● Instructions to follow:
Search the material and gather each line with "values" in it.

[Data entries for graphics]
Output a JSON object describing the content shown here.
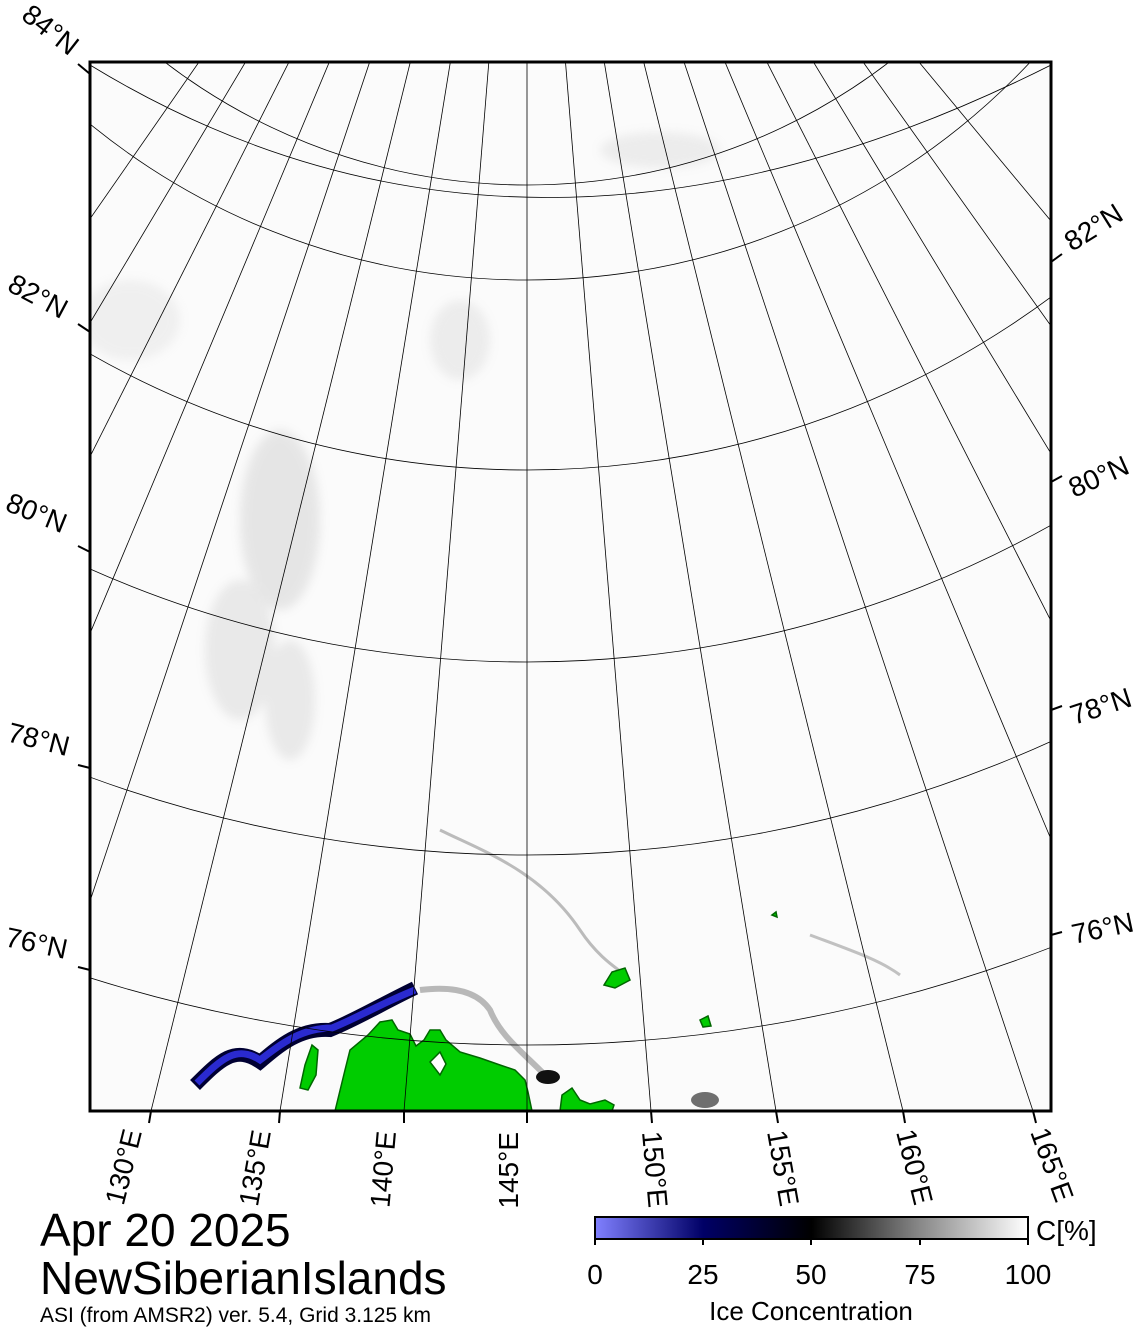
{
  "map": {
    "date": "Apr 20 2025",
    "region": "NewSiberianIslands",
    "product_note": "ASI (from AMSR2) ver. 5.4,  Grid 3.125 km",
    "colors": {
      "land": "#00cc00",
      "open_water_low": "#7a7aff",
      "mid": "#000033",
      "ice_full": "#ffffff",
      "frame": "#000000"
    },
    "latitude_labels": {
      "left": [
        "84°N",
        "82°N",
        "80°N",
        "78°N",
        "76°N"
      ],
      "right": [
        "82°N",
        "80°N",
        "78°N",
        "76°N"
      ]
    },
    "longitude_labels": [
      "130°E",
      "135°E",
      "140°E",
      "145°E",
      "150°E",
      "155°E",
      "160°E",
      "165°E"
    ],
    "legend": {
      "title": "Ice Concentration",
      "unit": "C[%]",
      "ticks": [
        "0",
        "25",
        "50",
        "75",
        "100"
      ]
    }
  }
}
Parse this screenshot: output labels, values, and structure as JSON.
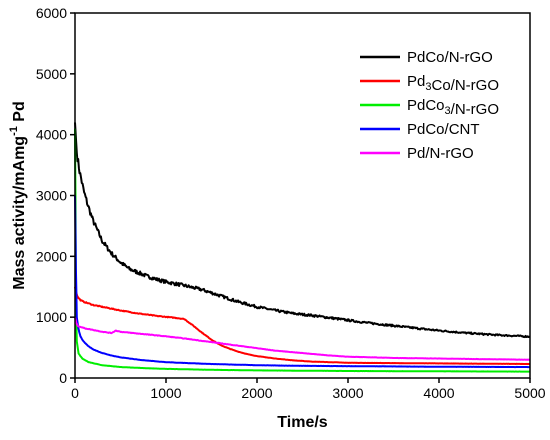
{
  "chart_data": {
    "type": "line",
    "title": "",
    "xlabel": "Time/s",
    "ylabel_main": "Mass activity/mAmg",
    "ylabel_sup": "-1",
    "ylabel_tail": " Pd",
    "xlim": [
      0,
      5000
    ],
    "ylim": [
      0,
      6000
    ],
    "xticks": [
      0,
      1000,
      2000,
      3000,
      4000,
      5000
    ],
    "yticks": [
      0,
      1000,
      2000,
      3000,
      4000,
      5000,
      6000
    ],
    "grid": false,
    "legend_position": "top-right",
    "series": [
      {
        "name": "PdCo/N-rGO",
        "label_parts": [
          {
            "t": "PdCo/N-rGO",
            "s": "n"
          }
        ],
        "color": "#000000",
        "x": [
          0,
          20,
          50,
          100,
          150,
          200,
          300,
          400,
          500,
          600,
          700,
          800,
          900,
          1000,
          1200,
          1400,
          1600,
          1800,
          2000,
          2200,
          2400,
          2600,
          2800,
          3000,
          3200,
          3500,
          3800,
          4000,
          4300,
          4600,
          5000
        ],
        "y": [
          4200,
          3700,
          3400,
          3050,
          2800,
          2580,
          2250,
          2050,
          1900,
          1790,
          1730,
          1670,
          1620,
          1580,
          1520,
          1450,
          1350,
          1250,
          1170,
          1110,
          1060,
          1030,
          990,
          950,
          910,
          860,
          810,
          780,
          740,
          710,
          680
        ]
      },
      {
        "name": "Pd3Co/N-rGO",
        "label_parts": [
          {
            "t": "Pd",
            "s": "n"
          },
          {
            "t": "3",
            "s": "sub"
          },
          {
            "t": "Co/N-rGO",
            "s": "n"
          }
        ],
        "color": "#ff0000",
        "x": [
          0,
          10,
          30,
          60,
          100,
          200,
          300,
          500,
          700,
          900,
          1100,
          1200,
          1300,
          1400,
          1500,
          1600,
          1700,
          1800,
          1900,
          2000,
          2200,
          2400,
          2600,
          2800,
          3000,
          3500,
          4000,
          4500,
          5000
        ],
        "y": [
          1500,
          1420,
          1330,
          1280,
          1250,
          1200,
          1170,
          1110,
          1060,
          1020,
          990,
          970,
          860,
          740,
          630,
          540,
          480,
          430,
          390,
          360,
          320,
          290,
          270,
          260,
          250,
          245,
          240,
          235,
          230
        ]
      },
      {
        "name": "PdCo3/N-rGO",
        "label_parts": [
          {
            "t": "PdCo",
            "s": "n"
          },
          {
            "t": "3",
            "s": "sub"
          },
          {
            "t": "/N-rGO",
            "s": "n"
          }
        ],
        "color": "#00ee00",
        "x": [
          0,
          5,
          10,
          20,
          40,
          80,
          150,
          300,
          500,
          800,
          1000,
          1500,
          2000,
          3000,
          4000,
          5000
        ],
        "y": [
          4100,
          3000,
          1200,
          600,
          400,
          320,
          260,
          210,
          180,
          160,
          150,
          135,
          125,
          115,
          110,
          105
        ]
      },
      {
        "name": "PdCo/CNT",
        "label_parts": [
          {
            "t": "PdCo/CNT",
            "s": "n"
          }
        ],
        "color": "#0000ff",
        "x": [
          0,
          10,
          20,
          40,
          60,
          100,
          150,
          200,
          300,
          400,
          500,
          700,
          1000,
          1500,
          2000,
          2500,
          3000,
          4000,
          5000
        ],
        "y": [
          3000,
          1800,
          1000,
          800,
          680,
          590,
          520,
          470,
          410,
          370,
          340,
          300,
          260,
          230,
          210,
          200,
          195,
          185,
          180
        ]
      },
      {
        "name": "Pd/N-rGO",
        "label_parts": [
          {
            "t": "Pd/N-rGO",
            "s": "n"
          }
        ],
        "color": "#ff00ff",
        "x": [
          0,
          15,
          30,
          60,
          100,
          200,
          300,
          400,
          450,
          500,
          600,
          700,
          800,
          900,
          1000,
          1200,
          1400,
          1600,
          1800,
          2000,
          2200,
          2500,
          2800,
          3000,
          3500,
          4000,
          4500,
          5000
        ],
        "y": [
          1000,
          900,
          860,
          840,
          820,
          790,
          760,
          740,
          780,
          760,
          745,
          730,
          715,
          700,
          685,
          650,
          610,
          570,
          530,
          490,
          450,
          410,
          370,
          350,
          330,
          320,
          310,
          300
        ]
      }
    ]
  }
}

==

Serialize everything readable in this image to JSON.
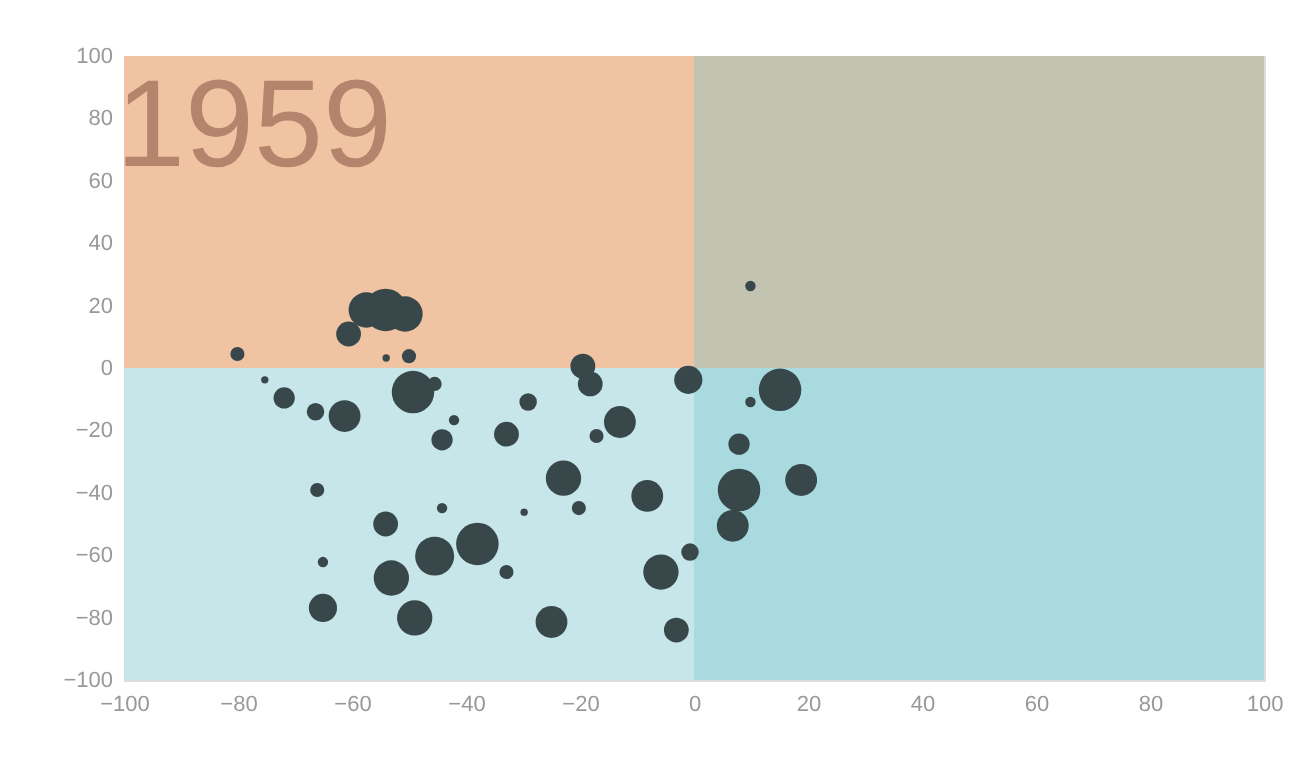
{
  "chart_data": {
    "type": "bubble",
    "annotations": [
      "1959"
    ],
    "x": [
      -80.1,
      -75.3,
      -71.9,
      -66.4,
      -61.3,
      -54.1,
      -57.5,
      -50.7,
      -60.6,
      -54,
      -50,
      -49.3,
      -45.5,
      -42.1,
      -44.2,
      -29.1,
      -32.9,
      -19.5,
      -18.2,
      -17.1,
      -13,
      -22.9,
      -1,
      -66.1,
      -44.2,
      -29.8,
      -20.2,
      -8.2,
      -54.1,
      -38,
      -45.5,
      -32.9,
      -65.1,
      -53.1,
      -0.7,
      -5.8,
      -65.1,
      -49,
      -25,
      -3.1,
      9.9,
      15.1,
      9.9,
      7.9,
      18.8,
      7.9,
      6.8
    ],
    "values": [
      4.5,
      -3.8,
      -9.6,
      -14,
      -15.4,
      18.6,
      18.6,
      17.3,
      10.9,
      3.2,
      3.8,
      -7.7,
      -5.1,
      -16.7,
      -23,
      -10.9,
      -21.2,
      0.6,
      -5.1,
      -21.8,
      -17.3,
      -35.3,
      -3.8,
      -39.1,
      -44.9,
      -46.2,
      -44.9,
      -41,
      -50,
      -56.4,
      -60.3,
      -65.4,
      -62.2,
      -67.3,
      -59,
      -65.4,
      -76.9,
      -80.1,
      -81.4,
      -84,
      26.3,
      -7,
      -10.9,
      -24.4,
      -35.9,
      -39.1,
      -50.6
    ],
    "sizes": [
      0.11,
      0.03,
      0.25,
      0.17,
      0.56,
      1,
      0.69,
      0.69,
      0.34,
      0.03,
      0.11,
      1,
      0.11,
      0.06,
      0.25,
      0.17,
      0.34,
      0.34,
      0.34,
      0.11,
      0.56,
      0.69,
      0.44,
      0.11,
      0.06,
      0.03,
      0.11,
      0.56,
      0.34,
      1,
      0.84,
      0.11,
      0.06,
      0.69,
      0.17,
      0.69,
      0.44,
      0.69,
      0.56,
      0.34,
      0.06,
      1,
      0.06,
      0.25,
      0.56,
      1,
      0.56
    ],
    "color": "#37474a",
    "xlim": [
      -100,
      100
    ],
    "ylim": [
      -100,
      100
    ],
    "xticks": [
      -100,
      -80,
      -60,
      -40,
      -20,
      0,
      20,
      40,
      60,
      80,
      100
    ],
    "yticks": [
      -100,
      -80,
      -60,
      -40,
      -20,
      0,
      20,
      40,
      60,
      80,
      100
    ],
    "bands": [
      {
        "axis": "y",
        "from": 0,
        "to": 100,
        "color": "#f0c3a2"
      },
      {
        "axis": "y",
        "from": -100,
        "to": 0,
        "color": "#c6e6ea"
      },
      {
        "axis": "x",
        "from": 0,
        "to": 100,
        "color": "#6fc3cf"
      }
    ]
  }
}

...

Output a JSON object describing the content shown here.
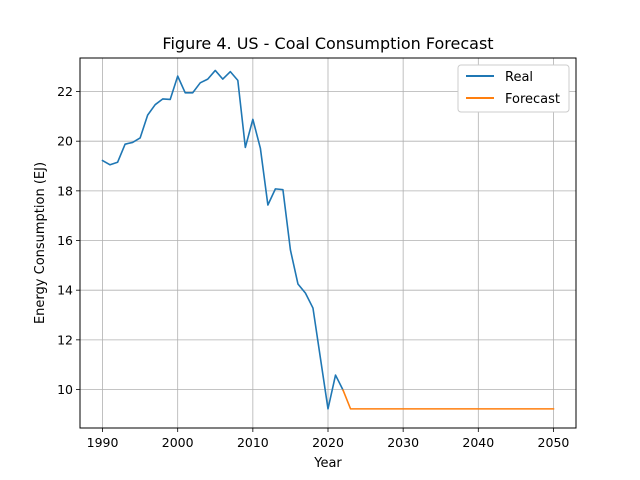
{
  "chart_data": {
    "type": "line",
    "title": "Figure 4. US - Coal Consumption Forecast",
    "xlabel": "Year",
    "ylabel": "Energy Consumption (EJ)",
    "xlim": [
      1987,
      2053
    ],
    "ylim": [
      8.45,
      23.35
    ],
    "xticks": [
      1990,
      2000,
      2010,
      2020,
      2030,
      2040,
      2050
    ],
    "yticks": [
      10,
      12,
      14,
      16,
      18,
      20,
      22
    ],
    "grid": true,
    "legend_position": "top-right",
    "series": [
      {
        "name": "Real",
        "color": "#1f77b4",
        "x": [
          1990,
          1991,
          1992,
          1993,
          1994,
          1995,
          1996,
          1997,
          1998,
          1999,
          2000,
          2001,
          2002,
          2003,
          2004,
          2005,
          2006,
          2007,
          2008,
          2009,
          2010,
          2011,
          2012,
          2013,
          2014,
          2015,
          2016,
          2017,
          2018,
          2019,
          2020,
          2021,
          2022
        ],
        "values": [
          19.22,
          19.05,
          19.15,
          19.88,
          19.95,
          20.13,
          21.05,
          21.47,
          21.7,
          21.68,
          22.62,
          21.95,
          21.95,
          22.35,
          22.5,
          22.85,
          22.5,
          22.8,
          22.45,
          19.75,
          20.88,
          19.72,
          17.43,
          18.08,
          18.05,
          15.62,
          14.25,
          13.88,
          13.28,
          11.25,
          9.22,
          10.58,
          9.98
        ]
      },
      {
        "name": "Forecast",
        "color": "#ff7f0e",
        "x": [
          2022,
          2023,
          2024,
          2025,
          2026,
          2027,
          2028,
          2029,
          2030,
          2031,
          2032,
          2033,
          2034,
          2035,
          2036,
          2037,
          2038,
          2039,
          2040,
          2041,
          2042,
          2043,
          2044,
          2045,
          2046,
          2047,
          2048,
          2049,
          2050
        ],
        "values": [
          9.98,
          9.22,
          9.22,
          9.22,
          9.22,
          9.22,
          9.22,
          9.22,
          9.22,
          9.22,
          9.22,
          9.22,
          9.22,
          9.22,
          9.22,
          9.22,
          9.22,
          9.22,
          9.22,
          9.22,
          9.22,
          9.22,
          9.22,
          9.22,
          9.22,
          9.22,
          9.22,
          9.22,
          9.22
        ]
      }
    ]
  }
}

● Solution for this exercise:
Parse this screenshot: output labels, values, and structure as JSON.
    "values": [
        "values": [
        "values": [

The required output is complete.